- **Directions**
Nothing but an exact copy of the data should be given.
# # #
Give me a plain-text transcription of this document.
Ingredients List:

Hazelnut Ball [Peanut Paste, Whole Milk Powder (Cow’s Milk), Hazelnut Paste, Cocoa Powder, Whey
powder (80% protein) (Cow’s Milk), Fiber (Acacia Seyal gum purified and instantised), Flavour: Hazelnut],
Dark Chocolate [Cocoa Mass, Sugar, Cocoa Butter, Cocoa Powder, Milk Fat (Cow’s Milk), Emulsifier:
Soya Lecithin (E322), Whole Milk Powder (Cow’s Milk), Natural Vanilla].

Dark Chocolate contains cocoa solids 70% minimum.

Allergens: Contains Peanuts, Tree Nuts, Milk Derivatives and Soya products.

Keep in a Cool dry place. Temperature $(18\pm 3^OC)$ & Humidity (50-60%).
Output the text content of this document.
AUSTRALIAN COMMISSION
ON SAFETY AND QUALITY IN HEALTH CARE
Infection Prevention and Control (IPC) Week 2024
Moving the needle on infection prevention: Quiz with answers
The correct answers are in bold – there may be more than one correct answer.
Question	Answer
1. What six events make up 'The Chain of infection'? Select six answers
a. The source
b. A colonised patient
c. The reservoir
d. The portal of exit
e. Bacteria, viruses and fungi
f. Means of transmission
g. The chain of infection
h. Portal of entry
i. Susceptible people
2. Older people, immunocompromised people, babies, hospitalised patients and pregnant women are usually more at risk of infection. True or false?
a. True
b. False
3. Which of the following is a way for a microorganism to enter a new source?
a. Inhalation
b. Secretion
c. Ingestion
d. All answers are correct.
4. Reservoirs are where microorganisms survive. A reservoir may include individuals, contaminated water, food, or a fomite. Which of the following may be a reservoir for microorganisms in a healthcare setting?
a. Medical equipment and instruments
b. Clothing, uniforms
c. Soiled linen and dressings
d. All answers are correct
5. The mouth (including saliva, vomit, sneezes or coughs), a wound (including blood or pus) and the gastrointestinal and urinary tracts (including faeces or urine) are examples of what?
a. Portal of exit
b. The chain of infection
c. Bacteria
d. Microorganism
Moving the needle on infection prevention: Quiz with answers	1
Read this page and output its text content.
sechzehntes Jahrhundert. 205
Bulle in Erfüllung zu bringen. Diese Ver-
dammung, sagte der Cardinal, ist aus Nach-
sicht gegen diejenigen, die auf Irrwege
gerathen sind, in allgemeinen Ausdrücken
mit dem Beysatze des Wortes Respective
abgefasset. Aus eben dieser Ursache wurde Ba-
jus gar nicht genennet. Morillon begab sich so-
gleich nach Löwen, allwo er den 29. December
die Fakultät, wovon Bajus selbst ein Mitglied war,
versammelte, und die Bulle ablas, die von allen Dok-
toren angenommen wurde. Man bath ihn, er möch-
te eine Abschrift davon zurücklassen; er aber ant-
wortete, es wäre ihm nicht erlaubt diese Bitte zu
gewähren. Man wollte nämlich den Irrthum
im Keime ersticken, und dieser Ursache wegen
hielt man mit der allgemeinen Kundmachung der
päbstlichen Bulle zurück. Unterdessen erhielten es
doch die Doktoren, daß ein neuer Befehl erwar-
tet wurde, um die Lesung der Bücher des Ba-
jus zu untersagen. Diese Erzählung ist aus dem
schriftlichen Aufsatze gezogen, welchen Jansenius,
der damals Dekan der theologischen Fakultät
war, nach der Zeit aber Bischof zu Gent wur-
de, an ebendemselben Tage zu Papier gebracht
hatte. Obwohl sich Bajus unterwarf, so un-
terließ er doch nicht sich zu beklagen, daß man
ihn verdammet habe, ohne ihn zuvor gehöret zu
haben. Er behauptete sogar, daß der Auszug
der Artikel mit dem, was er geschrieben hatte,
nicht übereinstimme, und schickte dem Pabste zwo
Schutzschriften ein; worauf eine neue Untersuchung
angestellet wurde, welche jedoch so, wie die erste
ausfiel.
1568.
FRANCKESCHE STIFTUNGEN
# # #
- **Result for this task**
Give me a plain-text transcription of this document.
Ingredients List:

Hazelnut Ball [Peanut Paste, Whole Milk Powder (Cow’s Milk), Hazelnut Paste, Cocoa Powder, Whey
powder (80% protein) (Cow’s Milk), Fiber (Acacia Seyal gum purified and instantised), Flavour: Hazelnut],
Dark Chocolate [Cocoa Mass, Sugar, Cocoa Butter, Cocoa Powder, Milk Fat (Cow’s Milk), Emulsifier:
Soya Lecithin (E322), Whole Milk Powder (Cow’s Milk), Natural Vanilla].

Dark Chocolate contains cocoa solids 70% minimum.

Allergens: Contains Peanuts, Tree Nuts, Milk Derivatives and Soya products.

Keep in a Cool dry place. Temperature $(18\pm 3^OC)$ & Humidity (50-60%).
Output the text content of this document.
AUSTRALIAN COMMISSION
ON SAFETY AND QUALITY IN HEALTH CARE
Infection Prevention and Control (IPC) Week 2024
Moving the needle on infection prevention: Quiz with answers
The correct answers are in bold – there may be more than one correct answer.
Question	Answer
1. What six events make up 'The Chain of infection'? Select six answers
a. The source
b. A colonised patient
c. The reservoir
d. The portal of exit
e. Bacteria, viruses and fungi
f. Means of transmission
g. The chain of infection
h. Portal of entry
i. Susceptible people
2. Older people, immunocompromised people, babies, hospitalised patients and pregnant women are usually more at risk of infection. True or false?
a. True
b. False
3. Which of the following is a way for a microorganism to enter a new source?
a. Inhalation
b. Secretion
c. Ingestion
d. All answers are correct.
4. Reservoirs are where microorganisms survive. A reservoir may include individuals, contaminated water, food, or a fomite. Which of the following may be a reservoir for microorganisms in a healthcare setting?
a. Medical equipment and instruments
b. Clothing, uniforms
c. Soiled linen and dressings
d. All answers are correct
5. The mouth (including saliva, vomit, sneezes or coughs), a wound (including blood or pus) and the gastrointestinal and urinary tracts (including faeces or urine) are examples of what?
a. Portal of exit
b. The chain of infection
c. Bacteria
d. Microorganism
Moving the needle on infection prevention: Quiz with answers	1
Read this page and output its text content.
sechzehntes Jahrhundert. 205
Bulle in Erfüllung zu bringen. Diese Ver-
dammung, sagte der Cardinal, ist aus Nach-
sicht gegen diejenigen, die auf Irrwege
gerathen sind, in allgemeinen Ausdrücken
mit dem Beysatze des Wortes Respective
abgefasset. Aus eben dieser Ursache wurde Ba-
jus gar nicht genennet. Morillon begab sich so-
gleich nach Löwen, allwo er den 29. December
die Fakultät, wovon Bajus selbst ein Mitglied war,
versammelte, und die Bulle ablas, die von allen Dok-
toren angenommen wurde. Man bath ihn, er möch-
te eine Abschrift davon zurücklassen; er aber ant-
wortete, es wäre ihm nicht erlaubt diese Bitte zu
gewähren. Man wollte nämlich den Irrthum
im Keime ersticken, und dieser Ursache wegen
hielt man mit der allgemeinen Kundmachung der
päbstlichen Bulle zurück. Unterdessen erhielten es
doch die Doktoren, daß ein neuer Befehl erwar-
tet wurde, um die Lesung der Bücher des Ba-
jus zu untersagen. Diese Erzählung ist aus dem
schriftlichen Aufsatze gezogen, welchen Jansenius,
der damals Dekan der theologischen Fakultät
war, nach der Zeit aber Bischof zu Gent wur-
de, an ebendemselben Tage zu Papier gebracht
hatte. Obwohl sich Bajus unterwarf, so un-
terließ er doch nicht sich zu beklagen, daß man
ihn verdammet habe, ohne ihn zuvor gehöret zu
haben. Er behauptete sogar, daß der Auszug
der Artikel mit dem, was er geschrieben hatte,
nicht übereinstimme, und schickte dem Pabste zwo
Schutzschriften ein; worauf eine neue Untersuchung
angestellet wurde, welche jedoch so, wie die erste
ausfiel.
1568.
FRANCKESCHE STIFTUNGEN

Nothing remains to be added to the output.